----- Data supplied -----
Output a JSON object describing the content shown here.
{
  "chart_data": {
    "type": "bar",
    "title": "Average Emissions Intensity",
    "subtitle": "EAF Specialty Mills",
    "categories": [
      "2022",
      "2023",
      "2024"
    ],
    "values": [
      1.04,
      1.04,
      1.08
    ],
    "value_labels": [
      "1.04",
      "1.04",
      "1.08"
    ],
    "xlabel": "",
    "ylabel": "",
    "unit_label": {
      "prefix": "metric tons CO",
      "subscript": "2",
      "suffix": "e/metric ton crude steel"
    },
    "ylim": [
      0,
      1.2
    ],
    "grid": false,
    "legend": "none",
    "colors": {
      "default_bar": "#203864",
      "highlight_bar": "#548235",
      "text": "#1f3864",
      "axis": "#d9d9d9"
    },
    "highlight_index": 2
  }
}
-----
## Short problem
Transcribe the records above exactly as they appear.

## Exercise answer
Output a JSON object describing the content shown here.
{
  "chart_data": {
    "type": "bar",
    "title": "Average Emissions Intensity",
    "subtitle": "EAF Specialty Mills",
    "categories": [
      "2022",
      "2023",
      "2024"
    ],
    "values": [
      1.04,
      1.04,
      1.08
    ],
    "value_labels": [
      "1.04",
      "1.04",
      "1.08"
    ],
    "xlabel": "",
    "ylabel": "",
    "unit_label": {
      "prefix": "metric tons CO",
      "subscript": "2",
      "suffix": "e/metric ton crude steel"
    },
    "ylim": [
      0,
      1.2
    ],
    "grid": false,
    "legend": "none",
    "colors": {
      "default_bar": "#203864",
      "highlight_bar": "#548235",
      "text": "#1f3864",
      "axis": "#d9d9d9"
    },
    "highlight_index": 2
  }
}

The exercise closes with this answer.